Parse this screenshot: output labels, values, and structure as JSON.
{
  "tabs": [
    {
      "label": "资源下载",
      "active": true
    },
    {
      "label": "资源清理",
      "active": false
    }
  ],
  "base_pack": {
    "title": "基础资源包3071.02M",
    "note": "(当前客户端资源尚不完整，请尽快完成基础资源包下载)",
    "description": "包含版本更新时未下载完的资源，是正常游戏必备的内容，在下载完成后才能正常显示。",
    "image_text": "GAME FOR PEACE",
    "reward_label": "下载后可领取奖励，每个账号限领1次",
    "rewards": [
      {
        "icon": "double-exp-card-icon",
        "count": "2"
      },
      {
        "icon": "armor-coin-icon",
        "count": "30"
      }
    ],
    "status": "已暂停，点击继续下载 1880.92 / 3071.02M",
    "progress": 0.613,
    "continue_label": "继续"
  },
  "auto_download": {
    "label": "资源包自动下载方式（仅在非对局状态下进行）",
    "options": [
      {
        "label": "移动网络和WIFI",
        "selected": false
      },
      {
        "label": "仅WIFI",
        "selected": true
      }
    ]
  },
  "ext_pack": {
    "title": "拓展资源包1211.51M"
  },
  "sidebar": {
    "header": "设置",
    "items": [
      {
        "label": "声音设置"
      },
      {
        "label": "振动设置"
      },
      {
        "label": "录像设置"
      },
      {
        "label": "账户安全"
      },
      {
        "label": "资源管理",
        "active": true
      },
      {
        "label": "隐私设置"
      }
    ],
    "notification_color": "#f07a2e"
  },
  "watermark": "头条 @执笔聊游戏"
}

_What this task involves_: Exactly reproduce every line found in the records.

_Solution below_:
Parse this screenshot: output labels, values, and structure as JSON.
{
  "tabs": [
    {
      "label": "资源下载",
      "active": true
    },
    {
      "label": "资源清理",
      "active": false
    }
  ],
  "base_pack": {
    "title": "基础资源包3071.02M",
    "note": "(当前客户端资源尚不完整，请尽快完成基础资源包下载)",
    "description": "包含版本更新时未下载完的资源，是正常游戏必备的内容，在下载完成后才能正常显示。",
    "image_text": "GAME FOR PEACE",
    "reward_label": "下载后可领取奖励，每个账号限领1次",
    "rewards": [
      {
        "icon": "double-exp-card-icon",
        "count": "2"
      },
      {
        "icon": "armor-coin-icon",
        "count": "30"
      }
    ],
    "status": "已暂停，点击继续下载 1880.92 / 3071.02M",
    "progress": 0.613,
    "continue_label": "继续"
  },
  "auto_download": {
    "label": "资源包自动下载方式（仅在非对局状态下进行）",
    "options": [
      {
        "label": "移动网络和WIFI",
        "selected": false
      },
      {
        "label": "仅WIFI",
        "selected": true
      }
    ]
  },
  "ext_pack": {
    "title": "拓展资源包1211.51M"
  },
  "sidebar": {
    "header": "设置",
    "items": [
      {
        "label": "声音设置"
      },
      {
        "label": "振动设置"
      },
      {
        "label": "录像设置"
      },
      {
        "label": "账户安全"
      },
      {
        "label": "资源管理",
        "active": true
      },
      {
        "label": "隐私设置"
      }
    ],
    "notification_color": "#f07a2e"
  },
  "watermark": "头条 @执笔聊游戏"
}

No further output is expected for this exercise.